■ What you are asked to do
Look through the data below. Collect every line where the word "Information" occurs.
** begin Entries shown **
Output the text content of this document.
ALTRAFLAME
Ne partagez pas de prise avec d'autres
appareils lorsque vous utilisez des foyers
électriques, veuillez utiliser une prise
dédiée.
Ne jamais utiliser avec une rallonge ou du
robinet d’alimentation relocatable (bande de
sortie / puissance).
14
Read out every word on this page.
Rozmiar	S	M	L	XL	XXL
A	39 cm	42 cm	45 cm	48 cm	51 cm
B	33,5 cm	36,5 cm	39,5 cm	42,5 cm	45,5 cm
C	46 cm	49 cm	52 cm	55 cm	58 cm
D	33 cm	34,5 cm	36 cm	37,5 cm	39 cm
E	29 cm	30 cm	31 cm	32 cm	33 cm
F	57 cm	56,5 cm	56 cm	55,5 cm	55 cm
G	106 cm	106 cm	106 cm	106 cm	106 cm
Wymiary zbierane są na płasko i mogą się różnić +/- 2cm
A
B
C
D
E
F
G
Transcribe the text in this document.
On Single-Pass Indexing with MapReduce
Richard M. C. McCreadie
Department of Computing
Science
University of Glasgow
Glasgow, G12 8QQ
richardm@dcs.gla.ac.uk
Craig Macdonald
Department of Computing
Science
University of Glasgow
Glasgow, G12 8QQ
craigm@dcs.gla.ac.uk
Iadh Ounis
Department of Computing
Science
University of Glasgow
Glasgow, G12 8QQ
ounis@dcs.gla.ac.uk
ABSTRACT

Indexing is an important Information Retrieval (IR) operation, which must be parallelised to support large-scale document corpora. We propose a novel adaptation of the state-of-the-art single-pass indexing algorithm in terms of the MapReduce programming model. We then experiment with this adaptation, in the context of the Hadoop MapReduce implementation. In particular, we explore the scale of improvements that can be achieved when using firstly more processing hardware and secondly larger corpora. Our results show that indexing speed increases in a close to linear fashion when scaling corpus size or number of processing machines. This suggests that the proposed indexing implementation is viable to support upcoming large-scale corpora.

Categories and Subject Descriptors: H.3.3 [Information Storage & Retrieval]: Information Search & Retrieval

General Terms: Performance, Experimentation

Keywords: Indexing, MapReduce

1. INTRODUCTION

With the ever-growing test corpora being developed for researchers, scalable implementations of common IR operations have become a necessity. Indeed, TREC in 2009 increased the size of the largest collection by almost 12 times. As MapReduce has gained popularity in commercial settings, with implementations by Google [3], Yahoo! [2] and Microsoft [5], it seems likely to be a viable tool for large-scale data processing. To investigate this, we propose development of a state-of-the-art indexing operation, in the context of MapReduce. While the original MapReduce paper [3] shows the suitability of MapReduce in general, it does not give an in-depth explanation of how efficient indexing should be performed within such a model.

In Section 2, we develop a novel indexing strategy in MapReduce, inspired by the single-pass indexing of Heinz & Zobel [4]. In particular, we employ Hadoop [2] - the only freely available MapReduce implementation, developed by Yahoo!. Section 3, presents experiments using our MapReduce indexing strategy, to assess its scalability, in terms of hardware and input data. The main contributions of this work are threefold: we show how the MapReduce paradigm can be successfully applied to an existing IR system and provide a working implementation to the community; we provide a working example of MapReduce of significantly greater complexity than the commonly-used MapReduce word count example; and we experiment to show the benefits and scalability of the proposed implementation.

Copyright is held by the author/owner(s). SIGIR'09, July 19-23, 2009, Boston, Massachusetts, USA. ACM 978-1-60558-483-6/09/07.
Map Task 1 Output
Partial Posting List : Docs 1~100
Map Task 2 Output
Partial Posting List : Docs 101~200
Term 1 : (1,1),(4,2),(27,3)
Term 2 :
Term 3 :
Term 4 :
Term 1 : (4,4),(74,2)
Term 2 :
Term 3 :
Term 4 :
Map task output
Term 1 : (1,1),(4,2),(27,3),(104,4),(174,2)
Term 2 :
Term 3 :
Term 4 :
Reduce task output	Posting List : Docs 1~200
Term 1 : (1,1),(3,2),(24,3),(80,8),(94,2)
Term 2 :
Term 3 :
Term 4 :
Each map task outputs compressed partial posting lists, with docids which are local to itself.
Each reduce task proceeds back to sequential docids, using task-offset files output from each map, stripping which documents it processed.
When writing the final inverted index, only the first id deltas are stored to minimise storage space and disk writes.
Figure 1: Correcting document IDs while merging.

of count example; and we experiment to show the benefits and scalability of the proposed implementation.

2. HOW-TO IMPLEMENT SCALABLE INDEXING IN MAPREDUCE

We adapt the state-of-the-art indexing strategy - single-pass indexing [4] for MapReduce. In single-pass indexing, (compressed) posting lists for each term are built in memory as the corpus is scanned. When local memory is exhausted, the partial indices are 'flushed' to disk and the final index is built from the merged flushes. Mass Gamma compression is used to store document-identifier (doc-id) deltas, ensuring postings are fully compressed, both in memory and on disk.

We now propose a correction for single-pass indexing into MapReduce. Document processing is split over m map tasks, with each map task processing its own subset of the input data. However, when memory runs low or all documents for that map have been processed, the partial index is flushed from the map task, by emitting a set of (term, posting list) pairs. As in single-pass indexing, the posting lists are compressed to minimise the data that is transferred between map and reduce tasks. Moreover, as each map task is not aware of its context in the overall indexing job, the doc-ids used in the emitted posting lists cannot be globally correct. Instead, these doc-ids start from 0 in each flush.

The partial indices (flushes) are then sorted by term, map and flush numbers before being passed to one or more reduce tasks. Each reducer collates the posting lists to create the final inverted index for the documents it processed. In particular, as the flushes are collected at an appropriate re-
** end Entries shown **
■ Exercise response
Indexing is an important Information Retrieval (IR) operation, which must be parallelised to support large-scale document corpora. We propose a novel adaptation of the state-of-the-art single-pass indexing algorithm in terms of the MapReduce programming model. We then experiment with this adaptation, in the context of the Hadoop MapReduce implementation. In particular, we explore the scale of improvements that can be achieved when using firstly more processing hardware and secondly larger corpora. Our results show that indexing speed increases in a close to linear fashion when scaling corpus size or number of processing machines. This suggests that the proposed indexing implementation is viable to support upcoming large-scale corpora.
Categories and Subject Descriptors: H.3.3 [Information Storage & Retrieval]: Information Search & Retrieval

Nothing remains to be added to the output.